QUOTED PASSAGE:
Made / Nous
- Formation: 2019
- Type: Advertising campaign
- Purpose: "MADE | NOUS celebrates the works of Canadian creators in film, television, video games and digital entertainment, both here and around the world."
- Parent organization: Canada Media Fund
- Website: made-nous.ca

= Made / Nous =

Made | Nous is a promotional campaign focused on the Canadian entertainment and media industry and Canadian content, with the goal of promoting Canadian creators in film, television, video games, and digital entertainment.

The campaign includes a website that recommends Canadian content to watch and where to find it online.

== History ==

=== 2019 ===
Created in collaboration with the Canada Media Fund, Telefilm Canada and other industry partners, the Made | Nous campaign was launched in a 60-second ad broadcast during the 2019 Academy Awards ceremony on February 24, 2019. The campaign was then officially launched on February 25, 2019, with 30-second ads airing that day.

As part of the launch, the Made | Nous logo was added to transit posters and social media graphics for the films Deadpool and Arrival, and the TV ads were voiced by Canadian actor Christopher Plummer in English and Karine Vanasse in French.

In the same year, Made | Nous began to sponsor the Radius Award, a special award presented at the Canadian Screen Awards to honour emerging Canadian actors who have broken through to international success.

=== 2020 ===
In April 2020, during the COVID-19 pandemic, the Made | Nous campaign launched a Canada-wide virtual road trip, with Canadian comedian Jay Baruchel and actor Marc-Andre Grondin tweeting a recommended Canadian TV show or movie every day that month.

In May 2020, actors Simu Liu and Maitreyi Ramakrishnan became ambassadors for Made | Nous, working with the campaign to highlight notable Asian Canadians as part of Asian and South Asian Heritage month.

WHAT YOU ARE ASKED TO DO: Continue the article on the Made | Nous campaign from the point where it stops.

SUPPLIED ENTRIES:
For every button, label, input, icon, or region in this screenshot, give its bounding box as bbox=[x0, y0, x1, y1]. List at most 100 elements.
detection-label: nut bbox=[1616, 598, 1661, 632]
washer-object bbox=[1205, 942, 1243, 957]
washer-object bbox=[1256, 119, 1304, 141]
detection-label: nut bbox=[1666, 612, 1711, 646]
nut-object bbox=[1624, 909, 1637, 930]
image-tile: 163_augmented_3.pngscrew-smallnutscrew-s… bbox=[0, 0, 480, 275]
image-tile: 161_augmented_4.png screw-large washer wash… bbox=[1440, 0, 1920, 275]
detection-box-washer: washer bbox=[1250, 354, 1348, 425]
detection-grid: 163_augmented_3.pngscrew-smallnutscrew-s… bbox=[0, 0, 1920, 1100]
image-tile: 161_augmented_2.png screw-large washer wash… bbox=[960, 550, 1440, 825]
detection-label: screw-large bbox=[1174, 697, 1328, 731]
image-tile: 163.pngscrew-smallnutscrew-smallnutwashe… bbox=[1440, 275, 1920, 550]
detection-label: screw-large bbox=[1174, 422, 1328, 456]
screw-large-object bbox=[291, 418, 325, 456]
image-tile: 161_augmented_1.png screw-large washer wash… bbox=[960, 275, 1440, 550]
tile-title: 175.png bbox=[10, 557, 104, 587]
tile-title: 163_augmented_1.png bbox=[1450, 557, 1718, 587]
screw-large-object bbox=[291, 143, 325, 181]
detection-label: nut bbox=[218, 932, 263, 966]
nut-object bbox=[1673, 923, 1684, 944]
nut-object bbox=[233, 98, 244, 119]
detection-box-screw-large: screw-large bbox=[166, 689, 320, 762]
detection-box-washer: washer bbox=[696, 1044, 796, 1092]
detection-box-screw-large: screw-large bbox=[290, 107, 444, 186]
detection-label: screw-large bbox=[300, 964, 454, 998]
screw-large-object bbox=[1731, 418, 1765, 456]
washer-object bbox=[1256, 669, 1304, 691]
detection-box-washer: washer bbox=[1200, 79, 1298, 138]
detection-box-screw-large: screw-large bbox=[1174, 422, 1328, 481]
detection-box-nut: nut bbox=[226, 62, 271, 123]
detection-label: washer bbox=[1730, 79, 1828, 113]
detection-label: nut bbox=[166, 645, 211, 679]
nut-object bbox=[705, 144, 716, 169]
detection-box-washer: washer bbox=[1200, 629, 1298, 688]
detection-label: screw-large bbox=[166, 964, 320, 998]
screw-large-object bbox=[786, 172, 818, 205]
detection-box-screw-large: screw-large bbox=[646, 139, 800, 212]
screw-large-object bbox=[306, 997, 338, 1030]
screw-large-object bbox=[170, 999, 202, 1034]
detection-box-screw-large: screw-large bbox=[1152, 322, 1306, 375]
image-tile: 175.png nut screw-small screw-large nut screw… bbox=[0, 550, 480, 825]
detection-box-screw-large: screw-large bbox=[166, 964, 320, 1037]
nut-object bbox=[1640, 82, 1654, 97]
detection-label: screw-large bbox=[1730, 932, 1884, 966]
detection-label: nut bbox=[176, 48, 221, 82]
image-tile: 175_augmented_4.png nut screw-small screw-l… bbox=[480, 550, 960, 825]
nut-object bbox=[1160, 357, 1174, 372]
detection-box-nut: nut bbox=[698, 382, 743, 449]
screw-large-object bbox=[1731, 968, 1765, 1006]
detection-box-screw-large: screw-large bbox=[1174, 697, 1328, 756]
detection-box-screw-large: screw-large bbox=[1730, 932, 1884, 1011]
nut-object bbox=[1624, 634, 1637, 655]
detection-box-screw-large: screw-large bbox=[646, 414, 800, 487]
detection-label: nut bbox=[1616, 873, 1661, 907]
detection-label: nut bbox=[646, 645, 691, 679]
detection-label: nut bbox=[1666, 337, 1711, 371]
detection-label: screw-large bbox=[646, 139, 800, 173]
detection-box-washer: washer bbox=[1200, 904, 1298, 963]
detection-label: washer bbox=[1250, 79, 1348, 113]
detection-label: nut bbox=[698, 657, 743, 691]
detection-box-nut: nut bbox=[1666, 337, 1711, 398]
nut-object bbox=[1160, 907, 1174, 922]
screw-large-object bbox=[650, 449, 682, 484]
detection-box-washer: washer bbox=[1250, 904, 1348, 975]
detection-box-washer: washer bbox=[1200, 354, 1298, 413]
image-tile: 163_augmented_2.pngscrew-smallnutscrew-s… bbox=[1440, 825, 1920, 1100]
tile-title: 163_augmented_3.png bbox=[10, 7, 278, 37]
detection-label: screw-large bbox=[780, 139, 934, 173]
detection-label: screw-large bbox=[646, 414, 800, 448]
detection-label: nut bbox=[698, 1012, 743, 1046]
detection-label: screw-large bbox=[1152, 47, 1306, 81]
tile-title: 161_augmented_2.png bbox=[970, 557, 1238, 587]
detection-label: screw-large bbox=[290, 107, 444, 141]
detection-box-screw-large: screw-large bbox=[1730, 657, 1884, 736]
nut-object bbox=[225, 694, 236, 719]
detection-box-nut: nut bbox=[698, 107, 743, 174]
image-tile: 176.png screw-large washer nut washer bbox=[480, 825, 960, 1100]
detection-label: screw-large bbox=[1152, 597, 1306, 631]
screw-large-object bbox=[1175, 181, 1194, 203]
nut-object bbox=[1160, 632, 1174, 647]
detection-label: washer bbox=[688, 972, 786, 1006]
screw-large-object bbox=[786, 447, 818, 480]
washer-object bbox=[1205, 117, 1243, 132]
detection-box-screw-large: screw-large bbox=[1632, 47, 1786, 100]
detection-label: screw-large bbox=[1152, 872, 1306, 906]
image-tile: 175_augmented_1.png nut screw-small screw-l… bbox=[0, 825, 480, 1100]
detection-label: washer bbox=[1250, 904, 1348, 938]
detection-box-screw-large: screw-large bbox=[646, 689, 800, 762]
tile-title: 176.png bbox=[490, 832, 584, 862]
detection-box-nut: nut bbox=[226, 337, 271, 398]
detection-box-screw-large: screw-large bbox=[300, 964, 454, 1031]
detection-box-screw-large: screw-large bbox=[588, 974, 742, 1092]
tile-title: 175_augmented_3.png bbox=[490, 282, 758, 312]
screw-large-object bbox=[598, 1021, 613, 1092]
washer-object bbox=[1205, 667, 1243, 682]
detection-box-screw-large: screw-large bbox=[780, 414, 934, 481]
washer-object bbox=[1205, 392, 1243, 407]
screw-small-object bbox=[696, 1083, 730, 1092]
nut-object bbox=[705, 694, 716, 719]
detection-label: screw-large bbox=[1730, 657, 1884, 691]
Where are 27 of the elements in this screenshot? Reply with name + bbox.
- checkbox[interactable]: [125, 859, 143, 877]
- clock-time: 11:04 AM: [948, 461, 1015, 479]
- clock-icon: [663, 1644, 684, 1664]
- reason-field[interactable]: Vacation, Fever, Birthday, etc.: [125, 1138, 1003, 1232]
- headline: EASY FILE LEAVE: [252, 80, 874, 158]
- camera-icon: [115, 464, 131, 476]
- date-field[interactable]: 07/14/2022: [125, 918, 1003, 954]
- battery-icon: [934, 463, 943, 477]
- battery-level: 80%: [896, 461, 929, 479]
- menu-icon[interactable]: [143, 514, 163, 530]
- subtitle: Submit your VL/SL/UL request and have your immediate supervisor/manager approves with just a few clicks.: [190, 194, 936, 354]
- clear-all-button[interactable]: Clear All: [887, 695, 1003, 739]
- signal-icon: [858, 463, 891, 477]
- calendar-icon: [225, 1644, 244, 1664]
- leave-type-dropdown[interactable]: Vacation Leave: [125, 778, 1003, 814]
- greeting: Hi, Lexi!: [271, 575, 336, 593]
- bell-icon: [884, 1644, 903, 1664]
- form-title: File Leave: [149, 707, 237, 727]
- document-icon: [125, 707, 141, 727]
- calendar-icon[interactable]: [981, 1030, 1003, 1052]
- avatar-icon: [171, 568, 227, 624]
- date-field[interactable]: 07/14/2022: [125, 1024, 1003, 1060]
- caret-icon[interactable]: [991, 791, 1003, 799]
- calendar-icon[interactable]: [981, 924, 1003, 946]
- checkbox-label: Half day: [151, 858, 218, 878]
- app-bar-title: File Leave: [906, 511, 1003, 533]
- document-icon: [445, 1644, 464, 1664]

TASK ANSWER:
Between May and July, Quebec talent Sarah-Jeanne Labrosse, Debbie Lynch-White, the animation duo Bianca Gervais and Sébastien Diaz, and Jean-Sébastien Girard collaborated with Made | Nous to present four Facebook trivia nights focused on Quebec television and cinema, with a different host presenting each week.

Every day in June 2020, Made | Nous posted historical and groundbreaking moments of love from Canadian LGBTQ2S+ film and television, culminating in a video compilation called "30 Ways to Say I Love You" that was broadcast during Toronto's virtual Pride parade.

To celebrate National Indigenous History Month and National Indigenous Peoples Day on June 21, Made | Nous ambassador Kawennáhere Devery Jacobs used her Instagram channel to highlight Indigenous creators and the challenges the community faces in the entertainment industry.

With Canadian actor and host Tanner Zipchen, the campaign also launched a Summer Blockbuster Drive-In Series in July 2020, which celebrated Canadian contributions to blockbuster films by featuring those films at drive-in theatres across the country. Actor Will Arnett and filmmaker David Cronenberg filmed special introductions for the series.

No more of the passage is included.